[[ Records for this task open ]]

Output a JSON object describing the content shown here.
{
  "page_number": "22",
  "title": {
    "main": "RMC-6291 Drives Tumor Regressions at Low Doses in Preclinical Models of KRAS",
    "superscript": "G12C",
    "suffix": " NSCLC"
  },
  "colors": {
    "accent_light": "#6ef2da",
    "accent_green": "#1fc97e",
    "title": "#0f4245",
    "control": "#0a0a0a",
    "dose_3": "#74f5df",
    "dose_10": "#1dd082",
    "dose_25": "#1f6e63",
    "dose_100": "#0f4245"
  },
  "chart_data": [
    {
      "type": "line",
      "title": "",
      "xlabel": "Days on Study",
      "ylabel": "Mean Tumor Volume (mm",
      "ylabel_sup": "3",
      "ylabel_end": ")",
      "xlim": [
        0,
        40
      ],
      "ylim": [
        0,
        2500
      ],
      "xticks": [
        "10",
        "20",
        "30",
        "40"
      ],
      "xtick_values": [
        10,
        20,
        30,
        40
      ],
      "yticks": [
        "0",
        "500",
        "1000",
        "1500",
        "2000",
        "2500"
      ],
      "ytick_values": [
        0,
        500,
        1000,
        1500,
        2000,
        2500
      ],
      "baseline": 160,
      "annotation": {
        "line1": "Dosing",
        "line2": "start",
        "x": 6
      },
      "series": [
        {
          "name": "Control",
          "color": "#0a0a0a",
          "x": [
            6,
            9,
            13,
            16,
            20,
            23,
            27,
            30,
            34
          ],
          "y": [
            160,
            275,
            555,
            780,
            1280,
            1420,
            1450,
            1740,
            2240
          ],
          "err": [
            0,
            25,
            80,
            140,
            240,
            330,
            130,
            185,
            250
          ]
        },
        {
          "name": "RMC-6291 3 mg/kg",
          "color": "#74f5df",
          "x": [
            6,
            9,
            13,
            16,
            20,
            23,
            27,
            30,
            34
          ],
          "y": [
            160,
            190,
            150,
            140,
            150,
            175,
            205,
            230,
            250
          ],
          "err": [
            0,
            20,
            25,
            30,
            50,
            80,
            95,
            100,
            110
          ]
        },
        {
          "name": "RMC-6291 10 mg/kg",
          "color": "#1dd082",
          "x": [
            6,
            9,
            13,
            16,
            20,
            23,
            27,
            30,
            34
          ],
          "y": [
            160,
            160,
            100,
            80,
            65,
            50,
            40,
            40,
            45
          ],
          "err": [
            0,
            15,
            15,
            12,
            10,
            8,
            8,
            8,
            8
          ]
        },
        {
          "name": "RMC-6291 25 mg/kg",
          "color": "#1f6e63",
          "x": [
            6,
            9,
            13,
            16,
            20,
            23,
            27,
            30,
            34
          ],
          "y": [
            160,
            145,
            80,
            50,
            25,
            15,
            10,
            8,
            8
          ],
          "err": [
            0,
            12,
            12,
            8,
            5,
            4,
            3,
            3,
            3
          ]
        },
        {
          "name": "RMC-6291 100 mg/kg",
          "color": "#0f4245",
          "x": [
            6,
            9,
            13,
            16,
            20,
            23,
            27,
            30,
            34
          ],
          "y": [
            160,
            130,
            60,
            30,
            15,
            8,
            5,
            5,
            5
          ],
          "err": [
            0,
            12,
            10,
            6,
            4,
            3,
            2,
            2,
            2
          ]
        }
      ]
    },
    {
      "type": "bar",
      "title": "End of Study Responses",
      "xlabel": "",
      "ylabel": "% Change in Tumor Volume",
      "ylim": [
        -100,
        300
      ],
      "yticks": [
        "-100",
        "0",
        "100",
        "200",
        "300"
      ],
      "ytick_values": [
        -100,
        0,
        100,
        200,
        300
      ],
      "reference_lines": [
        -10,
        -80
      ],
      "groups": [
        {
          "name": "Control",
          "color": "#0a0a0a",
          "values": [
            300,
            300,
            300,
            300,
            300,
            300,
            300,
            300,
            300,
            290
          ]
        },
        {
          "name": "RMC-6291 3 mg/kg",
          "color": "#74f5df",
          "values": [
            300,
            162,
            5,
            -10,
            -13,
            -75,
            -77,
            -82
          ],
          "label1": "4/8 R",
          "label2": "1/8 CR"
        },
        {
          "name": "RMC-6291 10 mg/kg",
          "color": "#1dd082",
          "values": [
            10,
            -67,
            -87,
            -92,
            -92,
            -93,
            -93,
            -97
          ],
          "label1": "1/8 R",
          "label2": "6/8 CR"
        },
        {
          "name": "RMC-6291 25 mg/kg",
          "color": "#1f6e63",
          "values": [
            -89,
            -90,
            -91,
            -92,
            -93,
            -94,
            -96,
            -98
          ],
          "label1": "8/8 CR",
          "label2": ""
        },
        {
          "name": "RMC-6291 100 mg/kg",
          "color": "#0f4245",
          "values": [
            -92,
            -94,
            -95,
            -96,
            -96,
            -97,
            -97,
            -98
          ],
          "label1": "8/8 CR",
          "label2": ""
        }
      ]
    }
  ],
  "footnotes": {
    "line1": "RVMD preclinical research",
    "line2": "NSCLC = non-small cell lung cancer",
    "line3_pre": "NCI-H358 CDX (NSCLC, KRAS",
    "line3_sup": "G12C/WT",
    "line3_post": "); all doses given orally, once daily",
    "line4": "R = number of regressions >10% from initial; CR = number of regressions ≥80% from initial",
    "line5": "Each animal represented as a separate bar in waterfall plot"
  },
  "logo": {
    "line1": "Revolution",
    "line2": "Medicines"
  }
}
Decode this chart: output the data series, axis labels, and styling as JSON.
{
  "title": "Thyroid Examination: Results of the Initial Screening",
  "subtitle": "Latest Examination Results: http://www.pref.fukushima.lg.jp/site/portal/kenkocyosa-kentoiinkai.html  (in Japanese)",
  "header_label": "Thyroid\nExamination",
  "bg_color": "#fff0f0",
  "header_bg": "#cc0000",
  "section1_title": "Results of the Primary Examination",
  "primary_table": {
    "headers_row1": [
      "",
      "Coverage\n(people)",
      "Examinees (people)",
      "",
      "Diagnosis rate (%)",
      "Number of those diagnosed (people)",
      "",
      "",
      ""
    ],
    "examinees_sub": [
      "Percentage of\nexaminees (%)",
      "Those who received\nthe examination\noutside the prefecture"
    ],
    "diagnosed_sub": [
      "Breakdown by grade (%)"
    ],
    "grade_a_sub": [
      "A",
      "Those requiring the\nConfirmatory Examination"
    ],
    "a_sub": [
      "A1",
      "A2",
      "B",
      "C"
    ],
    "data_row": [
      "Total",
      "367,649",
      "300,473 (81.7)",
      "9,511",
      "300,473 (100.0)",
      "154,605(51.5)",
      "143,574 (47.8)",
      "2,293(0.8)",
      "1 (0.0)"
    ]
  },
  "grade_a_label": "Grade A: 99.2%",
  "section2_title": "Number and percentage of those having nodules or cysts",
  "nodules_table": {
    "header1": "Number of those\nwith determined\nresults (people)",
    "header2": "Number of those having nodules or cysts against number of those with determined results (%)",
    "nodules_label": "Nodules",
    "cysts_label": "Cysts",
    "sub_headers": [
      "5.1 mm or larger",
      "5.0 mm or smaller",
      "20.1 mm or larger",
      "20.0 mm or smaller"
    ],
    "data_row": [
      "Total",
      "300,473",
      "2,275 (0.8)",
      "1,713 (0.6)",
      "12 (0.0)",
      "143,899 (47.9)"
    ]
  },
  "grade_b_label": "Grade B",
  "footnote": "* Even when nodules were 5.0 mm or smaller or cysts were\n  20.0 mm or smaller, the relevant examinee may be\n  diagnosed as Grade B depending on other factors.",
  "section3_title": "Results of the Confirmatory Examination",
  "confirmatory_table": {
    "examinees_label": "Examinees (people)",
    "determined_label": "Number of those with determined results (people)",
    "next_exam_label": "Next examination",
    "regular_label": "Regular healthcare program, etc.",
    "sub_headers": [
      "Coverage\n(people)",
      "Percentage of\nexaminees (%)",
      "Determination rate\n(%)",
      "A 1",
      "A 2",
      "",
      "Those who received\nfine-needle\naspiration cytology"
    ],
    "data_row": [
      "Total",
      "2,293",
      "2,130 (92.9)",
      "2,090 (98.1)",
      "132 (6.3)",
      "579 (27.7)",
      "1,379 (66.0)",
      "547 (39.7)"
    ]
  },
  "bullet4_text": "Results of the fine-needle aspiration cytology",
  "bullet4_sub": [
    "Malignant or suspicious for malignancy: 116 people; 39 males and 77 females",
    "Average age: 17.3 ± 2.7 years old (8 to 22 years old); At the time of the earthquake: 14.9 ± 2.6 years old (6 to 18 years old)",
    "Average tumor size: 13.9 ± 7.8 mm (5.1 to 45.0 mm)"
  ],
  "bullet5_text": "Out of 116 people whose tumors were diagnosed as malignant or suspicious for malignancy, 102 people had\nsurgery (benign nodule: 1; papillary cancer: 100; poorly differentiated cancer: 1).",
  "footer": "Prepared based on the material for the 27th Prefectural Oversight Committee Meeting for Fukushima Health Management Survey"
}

[[ Records for this task closed ]]

— Aim of the exercise —
Find the string "KRAS" in the entries above and return each line that holds it.

— Exercise output —
    "main": "RMC-6291 Drives Tumor Regressions at Low Doses in Preclinical Models of KRAS",
    "line3_pre": "NCI-H358 CDX (NSCLC, KRAS",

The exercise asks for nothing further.